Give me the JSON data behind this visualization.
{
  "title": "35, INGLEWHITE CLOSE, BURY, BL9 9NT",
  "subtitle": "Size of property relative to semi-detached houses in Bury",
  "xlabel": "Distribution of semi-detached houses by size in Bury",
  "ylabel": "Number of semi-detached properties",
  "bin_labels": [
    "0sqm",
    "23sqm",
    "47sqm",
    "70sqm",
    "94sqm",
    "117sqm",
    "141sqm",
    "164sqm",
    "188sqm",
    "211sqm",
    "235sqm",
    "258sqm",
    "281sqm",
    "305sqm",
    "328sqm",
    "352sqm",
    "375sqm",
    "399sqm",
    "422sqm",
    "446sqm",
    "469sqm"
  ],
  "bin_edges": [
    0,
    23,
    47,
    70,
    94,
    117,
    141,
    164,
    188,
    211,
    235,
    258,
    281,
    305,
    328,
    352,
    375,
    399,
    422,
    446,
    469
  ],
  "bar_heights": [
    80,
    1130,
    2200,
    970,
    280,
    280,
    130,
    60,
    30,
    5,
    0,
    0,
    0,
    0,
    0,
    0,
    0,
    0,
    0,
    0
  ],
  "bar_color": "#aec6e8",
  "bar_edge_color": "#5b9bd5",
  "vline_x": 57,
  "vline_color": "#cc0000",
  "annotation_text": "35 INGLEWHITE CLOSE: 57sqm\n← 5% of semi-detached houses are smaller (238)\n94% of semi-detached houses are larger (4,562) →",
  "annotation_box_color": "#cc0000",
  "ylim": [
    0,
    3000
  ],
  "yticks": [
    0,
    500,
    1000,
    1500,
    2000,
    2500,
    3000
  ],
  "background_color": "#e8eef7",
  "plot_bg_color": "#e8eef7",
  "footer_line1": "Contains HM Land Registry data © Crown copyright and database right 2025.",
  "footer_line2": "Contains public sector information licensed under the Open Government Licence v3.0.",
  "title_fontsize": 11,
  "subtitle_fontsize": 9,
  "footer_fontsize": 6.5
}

Your instructions:
Your task is to print the whole listing again exactly.

Response to this task:
Give me the JSON data behind this visualization.
{
  "title": "35, INGLEWHITE CLOSE, BURY, BL9 9NT",
  "subtitle": "Size of property relative to semi-detached houses in Bury",
  "xlabel": "Distribution of semi-detached houses by size in Bury",
  "ylabel": "Number of semi-detached properties",
  "bin_labels": [
    "0sqm",
    "23sqm",
    "47sqm",
    "70sqm",
    "94sqm",
    "117sqm",
    "141sqm",
    "164sqm",
    "188sqm",
    "211sqm",
    "235sqm",
    "258sqm",
    "281sqm",
    "305sqm",
    "328sqm",
    "352sqm",
    "375sqm",
    "399sqm",
    "422sqm",
    "446sqm",
    "469sqm"
  ],
  "bin_edges": [
    0,
    23,
    47,
    70,
    94,
    117,
    141,
    164,
    188,
    211,
    235,
    258,
    281,
    305,
    328,
    352,
    375,
    399,
    422,
    446,
    469
  ],
  "bar_heights": [
    80,
    1130,
    2200,
    970,
    280,
    280,
    130,
    60,
    30,
    5,
    0,
    0,
    0,
    0,
    0,
    0,
    0,
    0,
    0,
    0
  ],
  "bar_color": "#aec6e8",
  "bar_edge_color": "#5b9bd5",
  "vline_x": 57,
  "vline_color": "#cc0000",
  "annotation_text": "35 INGLEWHITE CLOSE: 57sqm\n← 5% of semi-detached houses are smaller (238)\n94% of semi-detached houses are larger (4,562) →",
  "annotation_box_color": "#cc0000",
  "ylim": [
    0,
    3000
  ],
  "yticks": [
    0,
    500,
    1000,
    1500,
    2000,
    2500,
    3000
  ],
  "background_color": "#e8eef7",
  "plot_bg_color": "#e8eef7",
  "footer_line1": "Contains HM Land Registry data © Crown copyright and database right 2025.",
  "footer_line2": "Contains public sector information licensed under the Open Government Licence v3.0.",
  "title_fontsize": 11,
  "subtitle_fontsize": 9,
  "footer_fontsize": 6.5
}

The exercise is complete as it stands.